Your task
Search the material and gather each line with "value" in it.

········

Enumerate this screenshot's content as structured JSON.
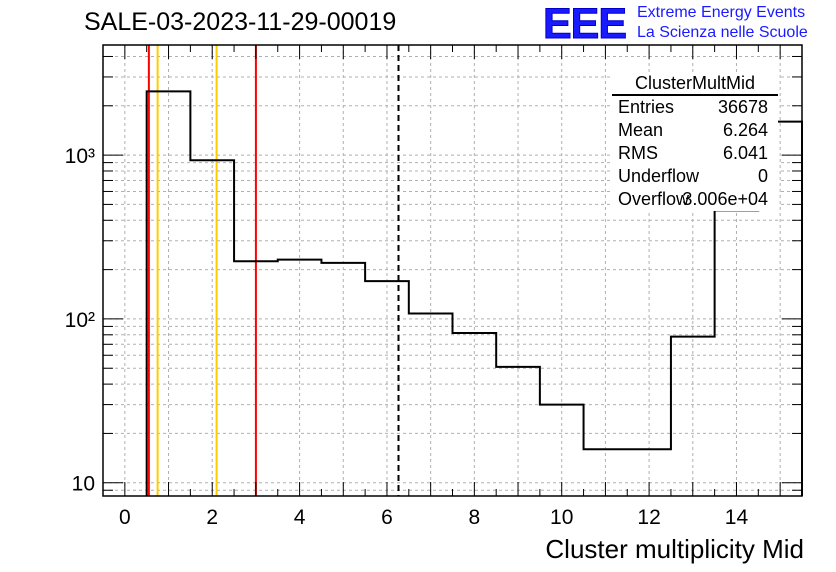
{
  "title": "SALE-03-2023-11-29-00019",
  "logo": {
    "text": "EEE",
    "line1": "Extreme Energy Events",
    "line2": "La Scienza nelle Scuole",
    "color": "#1a1aff"
  },
  "stats_box": {
    "name": "ClusterMultMid",
    "rows": [
      {
        "key": "Entries",
        "value": "36678"
      },
      {
        "key": "Mean",
        "value": "6.264"
      },
      {
        "key": "RMS",
        "value": "6.041"
      },
      {
        "key": "Underflow",
        "value": "0"
      },
      {
        "key": "Overflow",
        "value": "3.006e+04"
      }
    ]
  },
  "chart_data": {
    "type": "histogram-step",
    "xlabel": "Cluster multiplicity Mid",
    "ylabel": "",
    "xlim": [
      -0.5,
      15.5
    ],
    "ylim": [
      8.3,
      4700
    ],
    "yscale": "log",
    "grid": true,
    "x_ticks": [
      0,
      2,
      4,
      6,
      8,
      10,
      12,
      14
    ],
    "y_ticks": [
      {
        "value": 10,
        "label": "10"
      },
      {
        "value": 100,
        "label": "10²"
      },
      {
        "value": 1000,
        "label": "10³"
      }
    ],
    "bins": [
      {
        "low": 0.5,
        "high": 1.5,
        "count": 2450
      },
      {
        "low": 1.5,
        "high": 2.5,
        "count": 930
      },
      {
        "low": 2.5,
        "high": 3.5,
        "count": 225
      },
      {
        "low": 3.5,
        "high": 4.5,
        "count": 230
      },
      {
        "low": 4.5,
        "high": 5.5,
        "count": 220
      },
      {
        "low": 5.5,
        "high": 6.5,
        "count": 170
      },
      {
        "low": 6.5,
        "high": 7.5,
        "count": 108
      },
      {
        "low": 7.5,
        "high": 8.5,
        "count": 82
      },
      {
        "low": 8.5,
        "high": 9.5,
        "count": 51
      },
      {
        "low": 9.5,
        "high": 10.5,
        "count": 30
      },
      {
        "low": 10.5,
        "high": 12.5,
        "count": 16
      },
      {
        "low": 12.5,
        "high": 13.5,
        "count": 78
      },
      {
        "low": 13.5,
        "high": 14.5,
        "count": 460
      },
      {
        "low": 14.5,
        "high": 15.5,
        "count": 1600
      }
    ],
    "vertical_lines": [
      {
        "x": 0.55,
        "color": "#ff0000",
        "style": "solid"
      },
      {
        "x": 0.75,
        "color": "#ffcc00",
        "style": "solid"
      },
      {
        "x": 2.1,
        "color": "#ffcc00",
        "style": "solid"
      },
      {
        "x": 3.0,
        "color": "#ff0000",
        "style": "solid"
      },
      {
        "x": 6.264,
        "color": "#000000",
        "style": "dashed"
      }
    ]
  }
}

········

Answer below
        "value": "36678"
        "value": "6.264"
        "value": "6.041"
        "value": "0"
        "value": "3.006e+04"
        "value": 10,
        "value": 100,
        "value": 1000,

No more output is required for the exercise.